- Problem
Output the material beneath this task exactly, images excluded.

***** Raw data

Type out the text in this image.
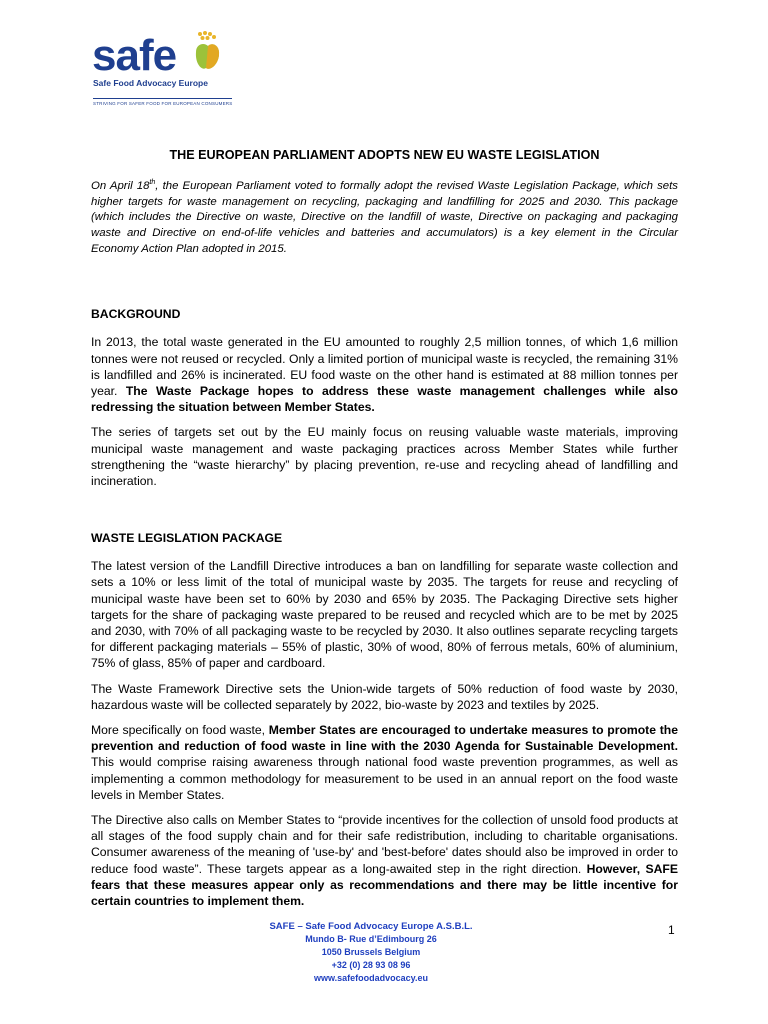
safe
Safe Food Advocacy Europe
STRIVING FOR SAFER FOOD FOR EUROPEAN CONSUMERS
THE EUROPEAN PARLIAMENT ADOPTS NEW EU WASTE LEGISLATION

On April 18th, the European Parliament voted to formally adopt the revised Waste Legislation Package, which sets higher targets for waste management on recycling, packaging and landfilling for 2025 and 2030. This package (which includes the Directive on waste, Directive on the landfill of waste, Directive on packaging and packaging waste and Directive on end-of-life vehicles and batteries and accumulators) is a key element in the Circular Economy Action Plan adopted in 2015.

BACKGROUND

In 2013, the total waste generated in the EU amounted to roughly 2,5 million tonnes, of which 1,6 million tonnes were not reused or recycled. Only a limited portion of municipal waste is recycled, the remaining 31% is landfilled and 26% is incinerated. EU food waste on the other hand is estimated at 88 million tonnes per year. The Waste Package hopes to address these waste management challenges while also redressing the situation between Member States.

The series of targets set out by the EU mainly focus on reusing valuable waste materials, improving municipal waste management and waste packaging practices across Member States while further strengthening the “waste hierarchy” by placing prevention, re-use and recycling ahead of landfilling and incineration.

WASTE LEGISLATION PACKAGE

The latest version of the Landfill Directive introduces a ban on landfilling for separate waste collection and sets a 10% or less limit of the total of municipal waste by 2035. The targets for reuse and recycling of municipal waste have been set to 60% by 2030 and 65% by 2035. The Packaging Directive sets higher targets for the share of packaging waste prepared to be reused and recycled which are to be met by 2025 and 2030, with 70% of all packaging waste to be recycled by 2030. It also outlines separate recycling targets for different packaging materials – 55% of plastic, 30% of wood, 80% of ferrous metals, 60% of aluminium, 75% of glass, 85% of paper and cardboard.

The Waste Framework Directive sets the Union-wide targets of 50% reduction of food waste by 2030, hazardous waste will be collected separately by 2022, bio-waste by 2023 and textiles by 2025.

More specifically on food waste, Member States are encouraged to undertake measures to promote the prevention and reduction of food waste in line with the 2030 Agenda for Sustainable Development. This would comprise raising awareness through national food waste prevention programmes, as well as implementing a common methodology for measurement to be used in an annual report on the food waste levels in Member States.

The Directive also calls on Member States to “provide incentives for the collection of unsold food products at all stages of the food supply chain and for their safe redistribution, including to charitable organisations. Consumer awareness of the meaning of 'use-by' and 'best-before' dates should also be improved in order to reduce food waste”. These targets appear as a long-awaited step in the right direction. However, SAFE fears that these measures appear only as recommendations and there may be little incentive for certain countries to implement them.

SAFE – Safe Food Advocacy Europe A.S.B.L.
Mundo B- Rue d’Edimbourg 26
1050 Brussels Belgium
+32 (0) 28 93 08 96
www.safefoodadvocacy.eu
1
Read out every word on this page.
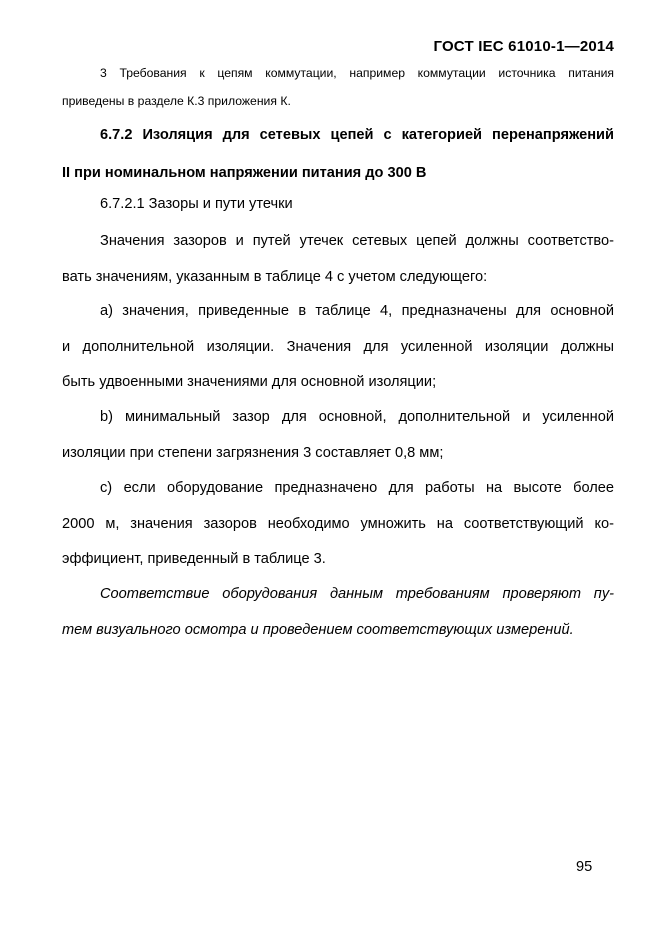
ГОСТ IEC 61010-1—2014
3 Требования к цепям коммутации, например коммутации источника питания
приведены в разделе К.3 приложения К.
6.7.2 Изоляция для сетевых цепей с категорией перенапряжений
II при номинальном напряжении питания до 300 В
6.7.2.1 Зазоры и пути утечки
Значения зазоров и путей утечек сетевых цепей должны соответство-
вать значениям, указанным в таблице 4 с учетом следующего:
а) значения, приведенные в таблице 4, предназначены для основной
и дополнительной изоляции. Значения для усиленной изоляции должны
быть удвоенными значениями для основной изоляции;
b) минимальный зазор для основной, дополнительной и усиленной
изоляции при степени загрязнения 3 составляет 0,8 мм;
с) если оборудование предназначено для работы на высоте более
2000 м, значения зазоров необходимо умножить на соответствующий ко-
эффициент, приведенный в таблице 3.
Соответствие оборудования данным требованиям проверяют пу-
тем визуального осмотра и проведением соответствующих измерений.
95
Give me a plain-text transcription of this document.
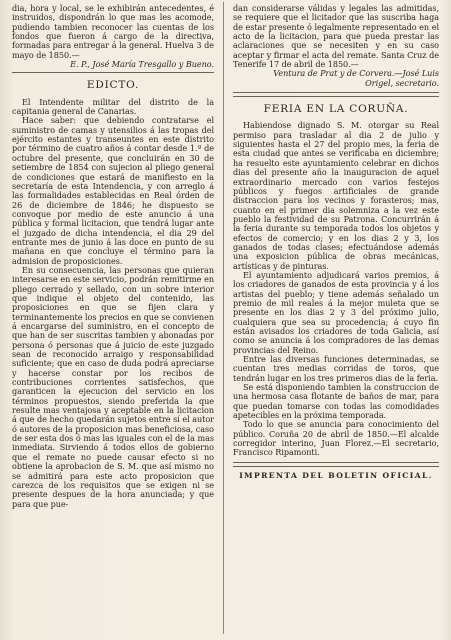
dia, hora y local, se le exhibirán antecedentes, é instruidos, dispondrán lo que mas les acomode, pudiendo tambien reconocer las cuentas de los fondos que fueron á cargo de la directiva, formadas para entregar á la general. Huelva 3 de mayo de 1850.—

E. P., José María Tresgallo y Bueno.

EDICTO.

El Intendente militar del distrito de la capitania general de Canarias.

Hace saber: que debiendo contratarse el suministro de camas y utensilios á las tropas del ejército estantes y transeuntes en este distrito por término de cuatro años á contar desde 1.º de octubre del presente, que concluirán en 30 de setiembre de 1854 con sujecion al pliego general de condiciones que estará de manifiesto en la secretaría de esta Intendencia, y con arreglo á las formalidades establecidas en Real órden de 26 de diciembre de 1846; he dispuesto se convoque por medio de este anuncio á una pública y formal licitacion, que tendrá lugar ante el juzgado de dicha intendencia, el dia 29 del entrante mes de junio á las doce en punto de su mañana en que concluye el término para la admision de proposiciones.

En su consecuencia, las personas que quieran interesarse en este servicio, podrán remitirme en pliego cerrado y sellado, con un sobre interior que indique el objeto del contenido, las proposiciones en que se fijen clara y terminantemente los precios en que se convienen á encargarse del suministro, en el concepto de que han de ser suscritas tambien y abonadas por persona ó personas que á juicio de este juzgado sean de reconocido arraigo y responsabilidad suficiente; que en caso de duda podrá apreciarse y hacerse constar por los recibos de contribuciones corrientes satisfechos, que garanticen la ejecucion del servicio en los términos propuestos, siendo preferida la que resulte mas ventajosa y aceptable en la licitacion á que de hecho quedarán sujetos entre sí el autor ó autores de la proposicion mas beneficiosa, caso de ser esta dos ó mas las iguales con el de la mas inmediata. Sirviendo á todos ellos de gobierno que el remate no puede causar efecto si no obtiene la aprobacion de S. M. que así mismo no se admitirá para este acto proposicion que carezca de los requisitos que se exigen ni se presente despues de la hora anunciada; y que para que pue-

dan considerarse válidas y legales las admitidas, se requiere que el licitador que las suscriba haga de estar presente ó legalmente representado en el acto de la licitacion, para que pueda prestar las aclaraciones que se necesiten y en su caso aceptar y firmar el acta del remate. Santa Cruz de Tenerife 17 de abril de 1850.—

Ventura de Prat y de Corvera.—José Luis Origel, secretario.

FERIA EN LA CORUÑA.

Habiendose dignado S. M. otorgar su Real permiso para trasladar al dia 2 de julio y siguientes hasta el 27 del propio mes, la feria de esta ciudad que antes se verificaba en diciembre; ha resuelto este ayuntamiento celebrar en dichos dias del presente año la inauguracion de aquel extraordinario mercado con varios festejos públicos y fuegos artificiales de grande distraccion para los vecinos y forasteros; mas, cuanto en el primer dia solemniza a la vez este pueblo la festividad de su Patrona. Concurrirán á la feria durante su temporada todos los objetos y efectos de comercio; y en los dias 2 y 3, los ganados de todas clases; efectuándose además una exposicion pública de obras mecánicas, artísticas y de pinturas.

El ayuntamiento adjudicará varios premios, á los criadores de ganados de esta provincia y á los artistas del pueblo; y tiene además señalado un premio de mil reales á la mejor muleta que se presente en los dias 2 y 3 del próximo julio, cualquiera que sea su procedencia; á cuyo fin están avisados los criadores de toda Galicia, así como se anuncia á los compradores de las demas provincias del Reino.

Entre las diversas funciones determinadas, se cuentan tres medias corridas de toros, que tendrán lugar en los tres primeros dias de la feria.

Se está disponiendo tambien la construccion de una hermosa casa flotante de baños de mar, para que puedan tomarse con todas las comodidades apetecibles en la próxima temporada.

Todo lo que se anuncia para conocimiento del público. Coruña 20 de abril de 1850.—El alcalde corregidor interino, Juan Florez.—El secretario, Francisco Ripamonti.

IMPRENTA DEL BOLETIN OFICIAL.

**********

- Output for this exercise
Type out the text in this image.
safe
Safe Food Advocacy Europe
STRIVING FOR SAFER FOOD FOR EUROPEAN CONSUMERS
THE EUROPEAN PARLIAMENT ADOPTS NEW EU WASTE LEGISLATION

On April 18th, the European Parliament voted to formally adopt the revised Waste Legislation Package, which sets higher targets for waste management on recycling, packaging and landfilling for 2025 and 2030. This package (which includes the Directive on waste, Directive on the landfill of waste, Directive on packaging and packaging waste and Directive on end-of-life vehicles and batteries and accumulators) is a key element in the Circular Economy Action Plan adopted in 2015.

BACKGROUND

In 2013, the total waste generated in the EU amounted to roughly 2,5 million tonnes, of which 1,6 million tonnes were not reused or recycled. Only a limited portion of municipal waste is recycled, the remaining 31% is landfilled and 26% is incinerated. EU food waste on the other hand is estimated at 88 million tonnes per year. The Waste Package hopes to address these waste management challenges while also redressing the situation between Member States.

The series of targets set out by the EU mainly focus on reusing valuable waste materials, improving municipal waste management and waste packaging practices across Member States while further strengthening the “waste hierarchy” by placing prevention, re-use and recycling ahead of landfilling and incineration.

WASTE LEGISLATION PACKAGE

The latest version of the Landfill Directive introduces a ban on landfilling for separate waste collection and sets a 10% or less limit of the total of municipal waste by 2035. The targets for reuse and recycling of municipal waste have been set to 60% by 2030 and 65% by 2035. The Packaging Directive sets higher targets for the share of packaging waste prepared to be reused and recycled which are to be met by 2025 and 2030, with 70% of all packaging waste to be recycled by 2030. It also outlines separate recycling targets for different packaging materials – 55% of plastic, 30% of wood, 80% of ferrous metals, 60% of aluminium, 75% of glass, 85% of paper and cardboard.

The Waste Framework Directive sets the Union-wide targets of 50% reduction of food waste by 2030, hazardous waste will be collected separately by 2022, bio-waste by 2023 and textiles by 2025.

More specifically on food waste, Member States are encouraged to undertake measures to promote the prevention and reduction of food waste in line with the 2030 Agenda for Sustainable Development. This would comprise raising awareness through national food waste prevention programmes, as well as implementing a common methodology for measurement to be used in an annual report on the food waste levels in Member States.

The Directive also calls on Member States to “provide incentives for the collection of unsold food products at all stages of the food supply chain and for their safe redistribution, including to charitable organisations. Consumer awareness of the meaning of 'use-by' and 'best-before' dates should also be improved in order to reduce food waste”. These targets appear as a long-awaited step in the right direction. However, SAFE fears that these measures appear only as recommendations and there may be little incentive for certain countries to implement them.

SAFE – Safe Food Advocacy Europe A.S.B.L.
Mundo B- Rue d’Edimbourg 26
1050 Brussels Belgium
+32 (0) 28 93 08 96
www.safefoodadvocacy.eu
1
Read out every word on this page.
ГОСТ IEC 61010-1—2014
3 Требования к цепям коммутации, например коммутации источника питания
приведены в разделе К.3 приложения К.
6.7.2 Изоляция для сетевых цепей с категорией перенапряжений
II при номинальном напряжении питания до 300 В
6.7.2.1 Зазоры и пути утечки
Значения зазоров и путей утечек сетевых цепей должны соответство-
вать значениям, указанным в таблице 4 с учетом следующего:
а) значения, приведенные в таблице 4, предназначены для основной
и дополнительной изоляции. Значения для усиленной изоляции должны
быть удвоенными значениями для основной изоляции;
b) минимальный зазор для основной, дополнительной и усиленной
изоляции при степени загрязнения 3 составляет 0,8 мм;
с) если оборудование предназначено для работы на высоте более
2000 м, значения зазоров необходимо умножить на соответствующий ко-
эффициент, приведенный в таблице 3.
Соответствие оборудования данным требованиям проверяют пу-
тем визуального осмотра и проведением соответствующих измерений.
95
Give me a plain-text transcription of this document.
dia, hora y local, se le exhibirán antecedentes, é instruidos, dispondrán lo que mas les acomode, pudiendo tambien reconocer las cuentas de los fondos que fueron á cargo de la directiva, formadas para entregar á la general. Huelva 3 de mayo de 1850.—

E. P., José María Tresgallo y Bueno.

EDICTO.

El Intendente militar del distrito de la capitania general de Canarias.

Hace saber: que debiendo contratarse el suministro de camas y utensilios á las tropas del ejército estantes y transeuntes en este distrito por término de cuatro años á contar desde 1.º de octubre del presente, que concluirán en 30 de setiembre de 1854 con sujecion al pliego general de condiciones que estará de manifiesto en la secretaría de esta Intendencia, y con arreglo á las formalidades establecidas en Real órden de 26 de diciembre de 1846; he dispuesto se convoque por medio de este anuncio á una pública y formal licitacion, que tendrá lugar ante el juzgado de dicha intendencia, el dia 29 del entrante mes de junio á las doce en punto de su mañana en que concluye el término para la admision de proposiciones.

En su consecuencia, las personas que quieran interesarse en este servicio, podrán remitirme en pliego cerrado y sellado, con un sobre interior que indique el objeto del contenido, las proposiciones en que se fijen clara y terminantemente los precios en que se convienen á encargarse del suministro, en el concepto de que han de ser suscritas tambien y abonadas por persona ó personas que á juicio de este juzgado sean de reconocido arraigo y responsabilidad suficiente; que en caso de duda podrá apreciarse y hacerse constar por los recibos de contribuciones corrientes satisfechos, que garanticen la ejecucion del servicio en los términos propuestos, siendo preferida la que resulte mas ventajosa y aceptable en la licitacion á que de hecho quedarán sujetos entre sí el autor ó autores de la proposicion mas beneficiosa, caso de ser esta dos ó mas las iguales con el de la mas inmediata. Sirviendo á todos ellos de gobierno que el remate no puede causar efecto si no obtiene la aprobacion de S. M. que así mismo no se admitirá para este acto proposicion que carezca de los requisitos que se exigen ni se presente despues de la hora anunciada; y que para que pue-

dan considerarse válidas y legales las admitidas, se requiere que el licitador que las suscriba haga de estar presente ó legalmente representado en el acto de la licitacion, para que pueda prestar las aclaraciones que se necesiten y en su caso aceptar y firmar el acta del remate. Santa Cruz de Tenerife 17 de abril de 1850.—

Ventura de Prat y de Corvera.—José Luis Origel, secretario.

FERIA EN LA CORUÑA.

Habiendose dignado S. M. otorgar su Real permiso para trasladar al dia 2 de julio y siguientes hasta el 27 del propio mes, la feria de esta ciudad que antes se verificaba en diciembre; ha resuelto este ayuntamiento celebrar en dichos dias del presente año la inauguracion de aquel extraordinario mercado con varios festejos públicos y fuegos artificiales de grande distraccion para los vecinos y forasteros; mas, cuanto en el primer dia solemniza a la vez este pueblo la festividad de su Patrona. Concurrirán á la feria durante su temporada todos los objetos y efectos de comercio; y en los dias 2 y 3, los ganados de todas clases; efectuándose además una exposicion pública de obras mecánicas, artísticas y de pinturas.

El ayuntamiento adjudicará varios premios, á los criadores de ganados de esta provincia y á los artistas del pueblo; y tiene además señalado un premio de mil reales á la mejor muleta que se presente en los dias 2 y 3 del próximo julio, cualquiera que sea su procedencia; á cuyo fin están avisados los criadores de toda Galicia, así como se anuncia á los compradores de las demas provincias del Reino.

Entre las diversas funciones determinadas, se cuentan tres medias corridas de toros, que tendrán lugar en los tres primeros dias de la feria.

Se está disponiendo tambien la construccion de una hermosa casa flotante de baños de mar, para que puedan tomarse con todas las comodidades apetecibles en la próxima temporada.

Todo lo que se anuncia para conocimiento del público. Coruña 20 de abril de 1850.—El alcalde corregidor interino, Juan Florez.—El secretario, Francisco Ripamonti.

IMPRENTA DEL BOLETIN OFICIAL.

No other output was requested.